Metin bölümü -
++++++++++
25 Nisan 2016 Pazartesi

Mantığın Gelişimi - Çağdaş Mantık

Çağdaş Mantık
Geliştirilen çok sayıdaki mantık sistemi, bu sistemlerin hangisinin felsefe, matematik veya kuramsal bilgisayar bilimi için uygun mantık sistemi olduğu (Eğer böyle bir tek mantık sistemi varsa!) tartışmasını doğurmuştur. Bu tartışma çağdaş mantık felsefesinin en önemli sorusudur.

19. yüzyılın sonunda matematiğin temelleri üzerine yapılan çalışmalar, Aristoteles mantığının dışına çıkmayı mümkün kılmıştır.
20. ve 21 yüzyılda mantık sadece matematikle değil, yeni ortaya çıkan kuramsal dilbilim, kuramsal bilgisayar bilimi gibi araştırma alanlarıyla da etkileşimli olarak ilerlemiştir.

Frege’nin Mantıkçı Matematik Görüşü
Yaygın kanıya göre doğru matematik önermeleri aynı zamanda hem zorunlu (yani deneyimle yanlışlanamayan) hem de dünya hakkında bilgi veren önermelerdir. Bunun nasıl olanaklı olduğu matematik felsefesinde ortaya çıkan ilk sorulardan biridir.
Kant ve onun yaklaşımını izleyen düşünürlere göre, doğru matematik önermelerin zorunlu olması usun yapısından kaynaklanmaktadır. Bu önermelerin zorunlu olmalarının nedeni bizim olanaklı deneyimimizin sınırlarını belirleyen a priori zaman ve uzam sezgilerimize dayanmalarıdır.
Frege geometri doğruları için bu Kantçı tutumu kabul etmiştir. Aritmetiğe gelince, çalışmalarının son dönemine kadar aritmetik doğrularının analitik doğrular olduğunu savunmuştur. Frege için bir doğru önermenin analitik olması, o önermenin tanımlar ve mantıksal çıkarım kuralları ile elde edilebilmesi demektir.

Frege’nin Mantık Sistemi
Aritmetiği mantığa indirgemek üzere çalışmalar yapan Frege, Beggriffschrift’de önermeler mantığının ve birinci basamak niceleme mantığının ilk tam belitsel sistemini ortaya koymuştur.
Frege’nin de kabul ettiği evrenselci mantık anlayışına göre mantık konuağımsızdır ve bu sayede her konuya uygulanabilir.
Aritmetikteki fonksiyon sembollerinin özelliği tek başına tam bir deyim oluşturamamalarıdır: “+” tek başına tamamlanmış bir deyim değildir yani, Frege’nin deyişiyle doymamış bir deyimdir. Bazı semboller, örneğin “2” gibi ad sembolleri ise tek başına anlamlı, tam ya da Frege’nin deyişiyle doymuş deyimlerdir.
++++++++++
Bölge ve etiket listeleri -

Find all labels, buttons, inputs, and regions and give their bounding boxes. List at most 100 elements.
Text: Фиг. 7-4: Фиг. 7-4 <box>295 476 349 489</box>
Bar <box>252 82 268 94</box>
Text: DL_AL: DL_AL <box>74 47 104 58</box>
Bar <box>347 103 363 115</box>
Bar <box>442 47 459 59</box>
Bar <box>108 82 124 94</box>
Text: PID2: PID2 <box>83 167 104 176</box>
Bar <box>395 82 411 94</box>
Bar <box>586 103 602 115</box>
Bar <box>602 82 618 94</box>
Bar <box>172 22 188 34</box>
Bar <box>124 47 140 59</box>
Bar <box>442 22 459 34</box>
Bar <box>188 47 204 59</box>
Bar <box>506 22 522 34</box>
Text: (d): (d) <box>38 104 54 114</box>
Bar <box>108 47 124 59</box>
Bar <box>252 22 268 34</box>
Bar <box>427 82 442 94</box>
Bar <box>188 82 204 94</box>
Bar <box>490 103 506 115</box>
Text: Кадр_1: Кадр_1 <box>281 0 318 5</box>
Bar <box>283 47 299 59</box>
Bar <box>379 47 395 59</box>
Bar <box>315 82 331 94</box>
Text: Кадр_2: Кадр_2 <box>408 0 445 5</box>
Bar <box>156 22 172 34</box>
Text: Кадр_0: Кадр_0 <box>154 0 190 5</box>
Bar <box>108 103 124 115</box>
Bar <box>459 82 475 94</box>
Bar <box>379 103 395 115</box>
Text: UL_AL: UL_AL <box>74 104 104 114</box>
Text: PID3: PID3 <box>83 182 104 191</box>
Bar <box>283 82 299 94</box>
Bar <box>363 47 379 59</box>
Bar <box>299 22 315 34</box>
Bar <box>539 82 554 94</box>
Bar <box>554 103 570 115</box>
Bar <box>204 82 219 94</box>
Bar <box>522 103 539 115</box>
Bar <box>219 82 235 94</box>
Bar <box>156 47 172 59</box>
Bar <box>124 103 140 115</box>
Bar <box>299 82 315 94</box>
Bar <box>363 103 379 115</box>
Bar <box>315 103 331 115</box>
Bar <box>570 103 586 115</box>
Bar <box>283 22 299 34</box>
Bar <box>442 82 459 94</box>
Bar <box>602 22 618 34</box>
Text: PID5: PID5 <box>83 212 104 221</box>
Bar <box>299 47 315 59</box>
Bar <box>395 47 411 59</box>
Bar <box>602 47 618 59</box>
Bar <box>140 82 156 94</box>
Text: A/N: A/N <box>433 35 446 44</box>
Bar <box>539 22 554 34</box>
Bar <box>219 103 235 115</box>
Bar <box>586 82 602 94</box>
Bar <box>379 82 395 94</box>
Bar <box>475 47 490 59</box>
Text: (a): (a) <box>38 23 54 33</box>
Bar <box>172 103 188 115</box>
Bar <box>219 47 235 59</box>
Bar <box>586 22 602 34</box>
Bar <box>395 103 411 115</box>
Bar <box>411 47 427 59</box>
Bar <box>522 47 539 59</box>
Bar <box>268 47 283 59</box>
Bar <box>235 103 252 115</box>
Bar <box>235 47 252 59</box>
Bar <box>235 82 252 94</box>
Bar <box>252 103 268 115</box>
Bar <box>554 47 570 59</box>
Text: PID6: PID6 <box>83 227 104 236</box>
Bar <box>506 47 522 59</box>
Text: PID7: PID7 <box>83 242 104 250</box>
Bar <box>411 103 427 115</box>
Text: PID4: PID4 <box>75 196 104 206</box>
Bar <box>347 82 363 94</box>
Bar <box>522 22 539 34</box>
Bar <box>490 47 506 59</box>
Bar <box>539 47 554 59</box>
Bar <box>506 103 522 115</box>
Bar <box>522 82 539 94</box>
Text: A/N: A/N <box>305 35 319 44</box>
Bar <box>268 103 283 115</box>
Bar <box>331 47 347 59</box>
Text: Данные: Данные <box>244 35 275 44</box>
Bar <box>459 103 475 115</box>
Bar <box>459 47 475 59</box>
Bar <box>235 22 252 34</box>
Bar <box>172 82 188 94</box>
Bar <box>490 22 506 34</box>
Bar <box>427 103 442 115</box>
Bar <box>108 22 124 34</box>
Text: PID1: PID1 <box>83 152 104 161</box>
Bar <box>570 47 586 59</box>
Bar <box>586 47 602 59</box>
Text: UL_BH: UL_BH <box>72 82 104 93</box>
++++++++++
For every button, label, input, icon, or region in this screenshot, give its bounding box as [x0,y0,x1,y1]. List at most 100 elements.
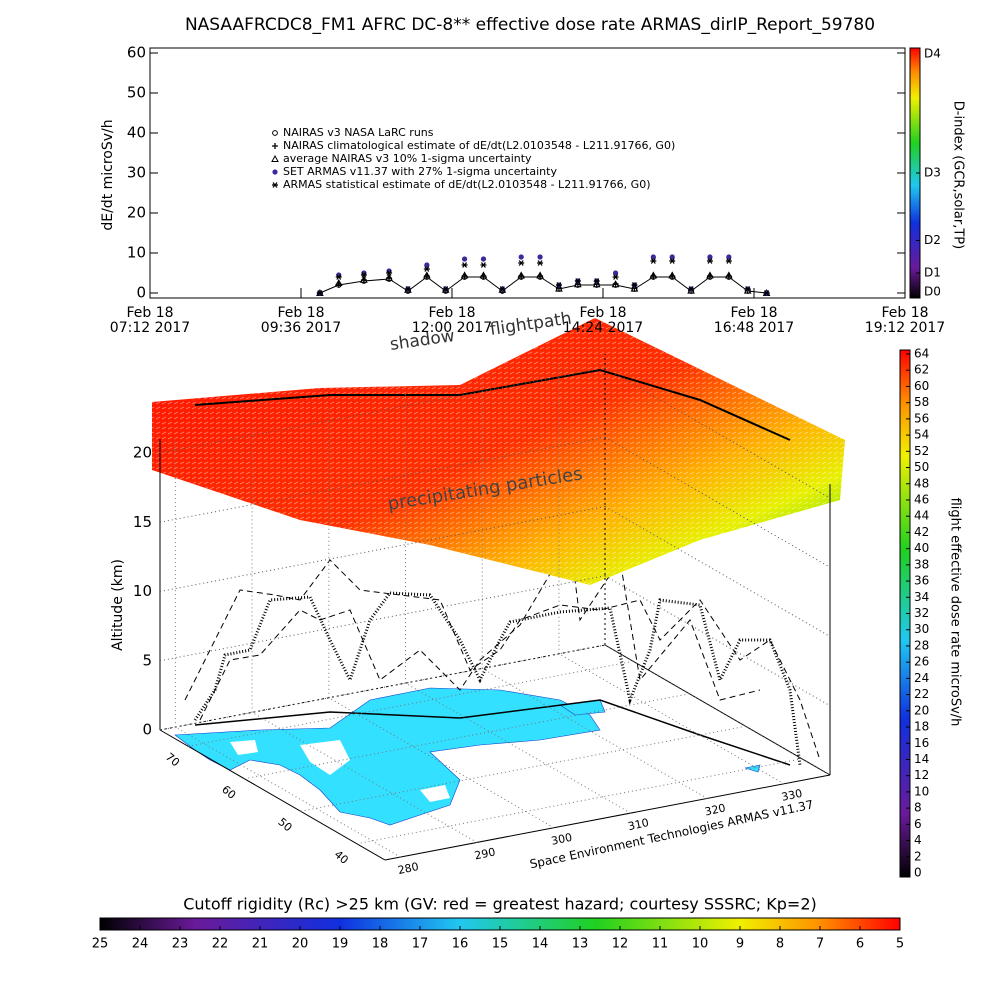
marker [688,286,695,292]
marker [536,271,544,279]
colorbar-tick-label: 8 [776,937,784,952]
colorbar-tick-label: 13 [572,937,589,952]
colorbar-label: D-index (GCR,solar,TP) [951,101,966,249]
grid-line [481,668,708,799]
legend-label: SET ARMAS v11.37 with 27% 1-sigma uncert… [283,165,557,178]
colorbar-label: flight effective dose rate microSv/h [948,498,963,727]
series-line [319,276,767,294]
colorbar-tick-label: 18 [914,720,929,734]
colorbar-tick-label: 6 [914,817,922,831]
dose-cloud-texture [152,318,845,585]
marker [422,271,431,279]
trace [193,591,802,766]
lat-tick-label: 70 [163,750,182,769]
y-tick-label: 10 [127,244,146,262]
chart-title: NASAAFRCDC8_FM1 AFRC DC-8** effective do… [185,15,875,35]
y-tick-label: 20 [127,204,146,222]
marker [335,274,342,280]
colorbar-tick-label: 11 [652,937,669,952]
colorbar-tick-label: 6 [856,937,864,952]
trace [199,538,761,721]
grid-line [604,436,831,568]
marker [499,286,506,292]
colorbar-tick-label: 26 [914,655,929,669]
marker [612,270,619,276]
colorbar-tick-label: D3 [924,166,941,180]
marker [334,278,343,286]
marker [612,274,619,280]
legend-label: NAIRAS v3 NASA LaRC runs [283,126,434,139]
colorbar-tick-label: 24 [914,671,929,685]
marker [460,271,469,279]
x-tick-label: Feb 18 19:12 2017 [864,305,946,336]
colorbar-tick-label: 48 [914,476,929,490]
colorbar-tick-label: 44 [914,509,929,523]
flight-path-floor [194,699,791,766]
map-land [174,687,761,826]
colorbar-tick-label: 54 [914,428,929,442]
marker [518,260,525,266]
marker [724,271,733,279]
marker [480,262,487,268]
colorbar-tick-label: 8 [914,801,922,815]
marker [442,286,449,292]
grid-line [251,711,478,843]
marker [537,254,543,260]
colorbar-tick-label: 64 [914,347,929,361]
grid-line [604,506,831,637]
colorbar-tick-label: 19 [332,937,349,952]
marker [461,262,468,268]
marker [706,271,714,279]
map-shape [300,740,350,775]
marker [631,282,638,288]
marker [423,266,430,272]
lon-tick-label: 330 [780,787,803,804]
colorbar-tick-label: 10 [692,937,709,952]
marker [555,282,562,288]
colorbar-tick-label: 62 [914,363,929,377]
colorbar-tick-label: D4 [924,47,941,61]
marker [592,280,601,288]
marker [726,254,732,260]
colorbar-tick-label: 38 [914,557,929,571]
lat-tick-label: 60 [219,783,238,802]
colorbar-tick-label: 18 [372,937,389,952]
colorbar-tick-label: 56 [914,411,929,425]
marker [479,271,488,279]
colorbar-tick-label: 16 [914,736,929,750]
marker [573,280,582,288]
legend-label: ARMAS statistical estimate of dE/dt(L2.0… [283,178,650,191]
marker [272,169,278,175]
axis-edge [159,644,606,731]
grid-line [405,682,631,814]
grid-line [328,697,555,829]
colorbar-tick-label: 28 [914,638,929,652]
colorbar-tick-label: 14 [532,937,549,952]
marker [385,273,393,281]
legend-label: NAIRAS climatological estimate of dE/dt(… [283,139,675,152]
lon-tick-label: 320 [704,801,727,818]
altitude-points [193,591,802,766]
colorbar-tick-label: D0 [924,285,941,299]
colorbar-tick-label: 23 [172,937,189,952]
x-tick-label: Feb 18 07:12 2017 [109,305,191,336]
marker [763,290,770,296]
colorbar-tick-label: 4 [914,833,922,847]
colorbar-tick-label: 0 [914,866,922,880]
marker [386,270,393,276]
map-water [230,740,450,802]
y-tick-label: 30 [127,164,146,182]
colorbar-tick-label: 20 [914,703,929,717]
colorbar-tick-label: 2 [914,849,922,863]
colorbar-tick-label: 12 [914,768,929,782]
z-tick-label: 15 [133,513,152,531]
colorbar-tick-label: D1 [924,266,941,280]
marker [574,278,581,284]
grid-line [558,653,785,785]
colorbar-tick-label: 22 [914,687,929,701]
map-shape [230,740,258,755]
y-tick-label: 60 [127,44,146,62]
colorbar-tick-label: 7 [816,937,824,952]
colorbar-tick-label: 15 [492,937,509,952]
++++++++++
Yapılacak işler -
A. Mantığın gelişimi yazısına göre Kant ve onu izleyen düşünürler, doğru matematik önermelerin zorunlu olmasını neye bağlıyor? Bir iki cümleyle açıkla.
B. Mantığın gelişimi yazısında "20. ve 21 yüzyılda" sözlerinden "ilk sorulardan biridir." sözlerine kadar olan bölümü hiç değiştirmeden yeniden yaz.

Cevaplar -
A. Bu düşünürlere göre doğru matematik önermelerin zorunlu olması usun yapısından kaynaklanır. Bu önermeler zorunludur, çünkü olanaklı deneyimimizin sınırlarını belirleyen a priori zaman ve uzam sezgilerimize dayanırlar.

B.
20. ve 21 yüzyılda mantık sadece matematikle değil, yeni ortaya çıkan kuramsal dilbilim, kuramsal bilgisayar bilimi gibi araştırma alanlarıyla da etkileşimli olarak ilerlemiştir.

Frege’nin Mantıkçı Matematik Görüşü
Yaygın kanıya göre doğru matematik önermeleri aynı zamanda hem zorunlu (yani deneyimle yanlışlanamayan) hem de dünya hakkında bilgi veren önermelerdir. Bunun nasıl olanaklı olduğu matematik felsefesinde ortaya çıkan ilk sorulardan biridir.